**Trecho do texto**
☆ ☆ ☆

Para a coordenadora da Campanha Nacional pelo Direito à Educação, Andressa Pellanda, o momento é de “um processo amplo de exclusão escolar” e de “aprofundamento das desigualdades educacionais”.
“Nesses dez meses sem aulas presenciais, em 2020, as condições e oportunidades que os alunos tiveram de aprendizagens foram muito diferenciadas”, afirma a pedagoga Anna Helena Altenfelder do Centro de Estudos e Pesquisas em Educação, Cultura e Ação Comunitária (Cenpec). Ela ressalta o pouco acesso à internet de parcelas significativas da população, além da falta de acesso a equipamentos ou mesmo de condições de moradia que possibilitem o estudo necessário para sucesso no exame.
“A pandemia revelou também a insuficiência da aprendizagem remota e ampliou a consciência do papel fundamental da interação e das relações interpessoais no processo de aprendizagem”, acrescenta.
Além da falta de acesso às aulas, o aspecto emocional do ano atípico também joga contra os estudantes. Coordenador do curso de pedagogia da Universidade Presbiteriana Mackenzie, o pedagogo Ítalo Curcio atenta para este fator como algo a ser considerado, além da defasagem de conteúdo aprendido, nas discrepâncias que devem ser identificadas na prova deste ano.
“Penso que haverá uma distância muito maior [do que o usual] entre um pequeno grupo de bem preparados, e o grupo dos preparados medianamente e os não preparados”, afirma. Neste quesito, deve pesar a falta das aulas presenciais. “Normalmente, ao longo do ano, cria-se um clima de motivação para a realização do exame. Existem incentivos por parte da escola, por meio dos professores, colegas e amigos”, comenta.
Curcio lembra que muitos colégios realizam simulados e encontros específicos para revisão do conteúdo e “um conjunto de ações especialmente preparadas para mexer com o jovem”. “Isto, neste ano, não ocorreu como o habitual, pelo menos com relação à maioria dos alunos das redes públicas de ensino e mesmo em algumas escolas da rede não pública”, aponta.

☆ ☆ ☆

**Extrato dos dados**
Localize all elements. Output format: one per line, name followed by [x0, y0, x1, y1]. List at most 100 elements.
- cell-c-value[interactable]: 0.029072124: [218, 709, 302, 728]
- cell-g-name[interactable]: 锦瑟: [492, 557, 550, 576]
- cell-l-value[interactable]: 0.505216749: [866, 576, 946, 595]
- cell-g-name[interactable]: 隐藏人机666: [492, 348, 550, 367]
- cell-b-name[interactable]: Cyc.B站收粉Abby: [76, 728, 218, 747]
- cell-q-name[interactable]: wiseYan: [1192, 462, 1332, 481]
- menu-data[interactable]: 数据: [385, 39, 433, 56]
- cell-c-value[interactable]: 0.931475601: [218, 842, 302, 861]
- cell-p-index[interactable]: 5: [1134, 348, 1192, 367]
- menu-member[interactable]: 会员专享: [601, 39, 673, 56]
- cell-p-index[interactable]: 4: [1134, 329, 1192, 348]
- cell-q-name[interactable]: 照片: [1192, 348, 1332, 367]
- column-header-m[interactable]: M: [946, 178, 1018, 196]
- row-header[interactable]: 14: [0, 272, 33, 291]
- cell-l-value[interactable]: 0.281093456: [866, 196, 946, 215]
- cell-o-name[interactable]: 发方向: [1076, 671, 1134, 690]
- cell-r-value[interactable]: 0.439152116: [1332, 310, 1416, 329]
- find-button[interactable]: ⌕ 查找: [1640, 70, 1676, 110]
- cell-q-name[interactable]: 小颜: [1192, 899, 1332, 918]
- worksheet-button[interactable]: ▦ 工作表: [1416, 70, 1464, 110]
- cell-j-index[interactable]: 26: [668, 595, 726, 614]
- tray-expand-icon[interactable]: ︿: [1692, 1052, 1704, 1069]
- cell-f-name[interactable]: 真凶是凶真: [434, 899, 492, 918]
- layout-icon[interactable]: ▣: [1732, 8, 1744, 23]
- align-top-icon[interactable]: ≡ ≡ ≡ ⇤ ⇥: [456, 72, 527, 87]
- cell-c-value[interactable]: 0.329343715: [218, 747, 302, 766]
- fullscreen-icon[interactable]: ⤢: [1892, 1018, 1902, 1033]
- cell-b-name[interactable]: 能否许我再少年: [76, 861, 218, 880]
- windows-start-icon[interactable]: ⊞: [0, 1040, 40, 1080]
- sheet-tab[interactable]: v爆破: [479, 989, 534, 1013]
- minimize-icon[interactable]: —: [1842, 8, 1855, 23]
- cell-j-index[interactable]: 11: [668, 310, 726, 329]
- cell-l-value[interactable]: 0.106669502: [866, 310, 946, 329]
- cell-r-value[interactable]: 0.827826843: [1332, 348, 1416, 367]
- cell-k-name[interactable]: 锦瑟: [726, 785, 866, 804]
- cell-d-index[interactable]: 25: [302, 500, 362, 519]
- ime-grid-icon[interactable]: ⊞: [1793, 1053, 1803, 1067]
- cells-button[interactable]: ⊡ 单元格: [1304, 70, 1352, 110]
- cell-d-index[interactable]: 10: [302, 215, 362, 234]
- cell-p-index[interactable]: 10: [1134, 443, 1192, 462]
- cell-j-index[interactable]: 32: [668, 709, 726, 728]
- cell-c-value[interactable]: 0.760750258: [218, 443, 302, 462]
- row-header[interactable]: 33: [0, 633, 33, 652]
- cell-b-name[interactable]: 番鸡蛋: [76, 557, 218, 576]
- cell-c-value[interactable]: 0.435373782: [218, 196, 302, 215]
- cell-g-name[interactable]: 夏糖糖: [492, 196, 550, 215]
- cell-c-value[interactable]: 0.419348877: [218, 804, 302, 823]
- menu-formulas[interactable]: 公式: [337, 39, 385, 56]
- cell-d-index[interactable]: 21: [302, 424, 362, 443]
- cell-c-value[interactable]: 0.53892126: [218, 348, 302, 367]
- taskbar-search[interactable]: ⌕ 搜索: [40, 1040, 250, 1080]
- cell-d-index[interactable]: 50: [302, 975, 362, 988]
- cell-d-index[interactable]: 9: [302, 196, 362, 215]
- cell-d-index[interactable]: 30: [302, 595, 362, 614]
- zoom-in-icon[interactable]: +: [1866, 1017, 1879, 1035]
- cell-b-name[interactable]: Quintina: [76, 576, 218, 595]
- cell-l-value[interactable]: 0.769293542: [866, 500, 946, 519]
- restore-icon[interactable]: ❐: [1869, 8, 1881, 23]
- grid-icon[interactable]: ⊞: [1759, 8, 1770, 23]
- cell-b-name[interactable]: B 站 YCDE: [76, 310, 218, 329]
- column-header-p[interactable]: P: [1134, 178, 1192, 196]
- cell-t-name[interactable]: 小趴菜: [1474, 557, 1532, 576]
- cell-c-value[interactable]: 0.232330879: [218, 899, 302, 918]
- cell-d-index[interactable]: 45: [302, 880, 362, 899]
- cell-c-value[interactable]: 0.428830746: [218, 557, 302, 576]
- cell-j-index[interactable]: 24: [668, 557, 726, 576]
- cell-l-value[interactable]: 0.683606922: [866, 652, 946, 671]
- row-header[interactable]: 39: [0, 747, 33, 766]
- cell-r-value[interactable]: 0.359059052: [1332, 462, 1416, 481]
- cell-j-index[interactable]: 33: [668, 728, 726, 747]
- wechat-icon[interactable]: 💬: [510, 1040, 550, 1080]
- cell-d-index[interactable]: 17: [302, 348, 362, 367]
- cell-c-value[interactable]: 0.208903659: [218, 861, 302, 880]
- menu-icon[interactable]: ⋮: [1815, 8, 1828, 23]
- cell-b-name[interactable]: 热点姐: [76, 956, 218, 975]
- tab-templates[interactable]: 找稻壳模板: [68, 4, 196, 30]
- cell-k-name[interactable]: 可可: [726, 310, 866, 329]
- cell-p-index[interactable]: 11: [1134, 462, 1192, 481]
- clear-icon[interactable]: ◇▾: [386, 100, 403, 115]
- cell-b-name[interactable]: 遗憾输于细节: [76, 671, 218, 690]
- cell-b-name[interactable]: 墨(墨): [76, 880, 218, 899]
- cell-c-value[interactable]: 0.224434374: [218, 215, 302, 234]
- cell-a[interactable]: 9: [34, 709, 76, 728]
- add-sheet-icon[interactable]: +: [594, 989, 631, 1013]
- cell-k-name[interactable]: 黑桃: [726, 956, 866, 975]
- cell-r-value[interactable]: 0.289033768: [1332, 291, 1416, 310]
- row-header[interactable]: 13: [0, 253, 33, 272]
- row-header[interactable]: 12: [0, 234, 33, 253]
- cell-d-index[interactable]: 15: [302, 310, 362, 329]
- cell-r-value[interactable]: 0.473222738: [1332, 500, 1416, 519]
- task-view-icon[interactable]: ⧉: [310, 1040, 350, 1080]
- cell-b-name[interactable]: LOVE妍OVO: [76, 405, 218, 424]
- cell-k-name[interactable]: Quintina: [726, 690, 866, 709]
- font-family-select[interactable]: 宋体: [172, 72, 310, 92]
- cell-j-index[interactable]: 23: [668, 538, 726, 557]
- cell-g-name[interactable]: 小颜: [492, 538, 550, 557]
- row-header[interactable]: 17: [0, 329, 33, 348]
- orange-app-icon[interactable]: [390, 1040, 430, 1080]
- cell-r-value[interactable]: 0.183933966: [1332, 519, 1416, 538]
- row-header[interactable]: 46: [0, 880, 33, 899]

☆ ☆ ☆

**Enunciado da tarefa**
Por favor, resuma o parágrafo do trecho acima que começa com “Nesses dez meses sem aulas presenciais”, preservando seus fatos principais.

**Resultado do exercício**
Segundo a pedagoga Anna Helena Altenfelder, do Cenpec, os alunos tiveram condições e oportunidades de aprendizagem muito diferentes nos dez meses sem aulas presenciais em 2020. Ela destaca que parcelas significativas da população têm pouco acesso à internet. Também faltam equipamentos ou mesmo condições de moradia que permitam o estudo necessário para o sucesso no exame.